Leave out any pictures and transcribe all other data below exactly.
======== Records ========
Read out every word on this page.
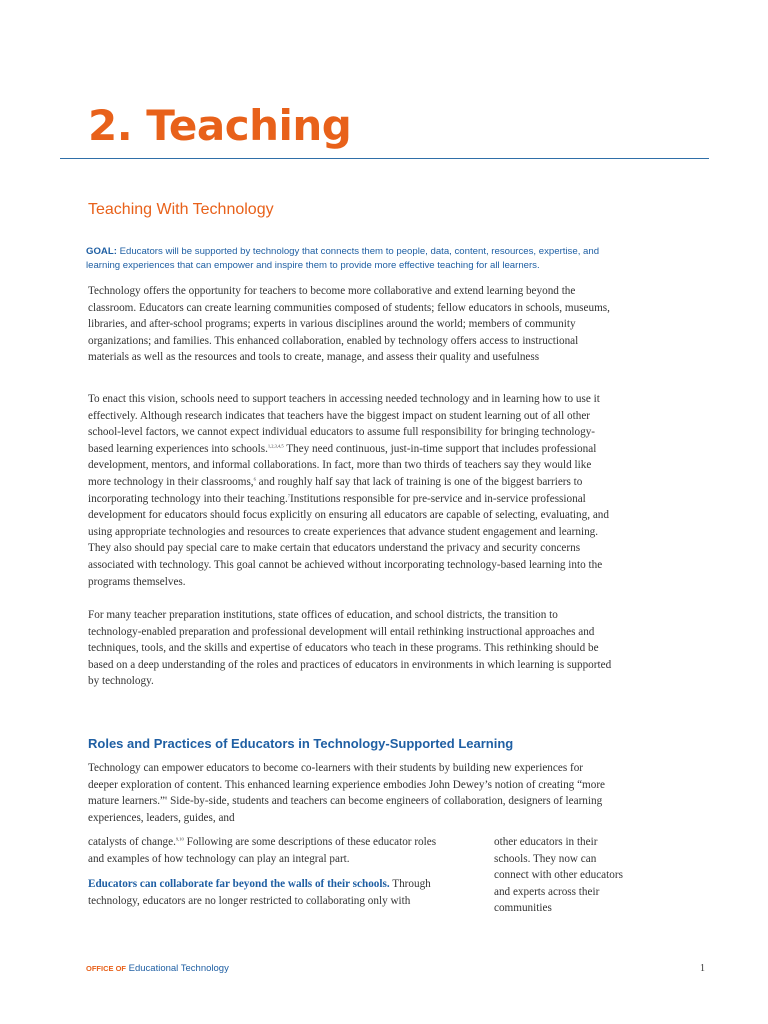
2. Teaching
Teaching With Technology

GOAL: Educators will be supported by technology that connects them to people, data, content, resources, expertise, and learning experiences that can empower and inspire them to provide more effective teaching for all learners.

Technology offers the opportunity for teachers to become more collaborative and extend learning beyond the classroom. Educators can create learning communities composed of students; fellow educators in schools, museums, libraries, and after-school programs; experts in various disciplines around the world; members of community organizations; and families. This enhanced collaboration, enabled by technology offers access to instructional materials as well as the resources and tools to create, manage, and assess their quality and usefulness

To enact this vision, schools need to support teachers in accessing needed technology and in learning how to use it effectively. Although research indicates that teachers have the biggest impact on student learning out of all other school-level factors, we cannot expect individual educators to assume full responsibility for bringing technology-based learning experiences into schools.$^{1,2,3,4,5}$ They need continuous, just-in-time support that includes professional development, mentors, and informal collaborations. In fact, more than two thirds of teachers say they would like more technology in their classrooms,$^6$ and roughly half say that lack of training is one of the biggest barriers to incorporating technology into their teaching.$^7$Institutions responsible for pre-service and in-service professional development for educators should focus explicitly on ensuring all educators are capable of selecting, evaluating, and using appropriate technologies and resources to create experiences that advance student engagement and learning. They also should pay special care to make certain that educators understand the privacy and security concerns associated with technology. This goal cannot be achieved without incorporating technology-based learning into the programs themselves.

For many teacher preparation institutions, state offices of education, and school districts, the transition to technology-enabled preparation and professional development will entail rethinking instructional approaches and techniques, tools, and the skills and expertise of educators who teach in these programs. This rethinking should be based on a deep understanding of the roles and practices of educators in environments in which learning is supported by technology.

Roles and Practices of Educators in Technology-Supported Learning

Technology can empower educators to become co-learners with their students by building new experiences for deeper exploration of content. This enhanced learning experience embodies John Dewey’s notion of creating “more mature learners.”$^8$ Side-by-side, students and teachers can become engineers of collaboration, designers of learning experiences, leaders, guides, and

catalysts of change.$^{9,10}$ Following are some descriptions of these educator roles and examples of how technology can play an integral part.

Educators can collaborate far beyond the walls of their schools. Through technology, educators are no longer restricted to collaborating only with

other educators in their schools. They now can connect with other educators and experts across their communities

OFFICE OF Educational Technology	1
========
Response to the task:
Read out every word on this page.
2. Teaching
Teaching With Technology

GOAL: Educators will be supported by technology that connects them to people, data, content, resources, expertise, and learning experiences that can empower and inspire them to provide more effective teaching for all learners.

Technology offers the opportunity for teachers to become more collaborative and extend learning beyond the classroom. Educators can create learning communities composed of students; fellow educators in schools, museums, libraries, and after-school programs; experts in various disciplines around the world; members of community organizations; and families. This enhanced collaboration, enabled by technology offers access to instructional materials as well as the resources and tools to create, manage, and assess their quality and usefulness

To enact this vision, schools need to support teachers in accessing needed technology and in learning how to use it effectively. Although research indicates that teachers have the biggest impact on student learning out of all other school-level factors, we cannot expect individual educators to assume full responsibility for bringing technology-based learning experiences into schools.$^{1,2,3,4,5}$ They need continuous, just-in-time support that includes professional development, mentors, and informal collaborations. In fact, more than two thirds of teachers say they would like more technology in their classrooms,$^6$ and roughly half say that lack of training is one of the biggest barriers to incorporating technology into their teaching.$^7$Institutions responsible for pre-service and in-service professional development for educators should focus explicitly on ensuring all educators are capable of selecting, evaluating, and using appropriate technologies and resources to create experiences that advance student engagement and learning. They also should pay special care to make certain that educators understand the privacy and security concerns associated with technology. This goal cannot be achieved without incorporating technology-based learning into the programs themselves.

For many teacher preparation institutions, state offices of education, and school districts, the transition to technology-enabled preparation and professional development will entail rethinking instructional approaches and techniques, tools, and the skills and expertise of educators who teach in these programs. This rethinking should be based on a deep understanding of the roles and practices of educators in environments in which learning is supported by technology.

Roles and Practices of Educators in Technology-Supported Learning

Technology can empower educators to become co-learners with their students by building new experiences for deeper exploration of content. This enhanced learning experience embodies John Dewey’s notion of creating “more mature learners.”$^8$ Side-by-side, students and teachers can become engineers of collaboration, designers of learning experiences, leaders, guides, and

catalysts of change.$^{9,10}$ Following are some descriptions of these educator roles and examples of how technology can play an integral part.

Educators can collaborate far beyond the walls of their schools. Through technology, educators are no longer restricted to collaborating only with

other educators in their schools. They now can connect with other educators and experts across their communities

OFFICE OF Educational Technology	1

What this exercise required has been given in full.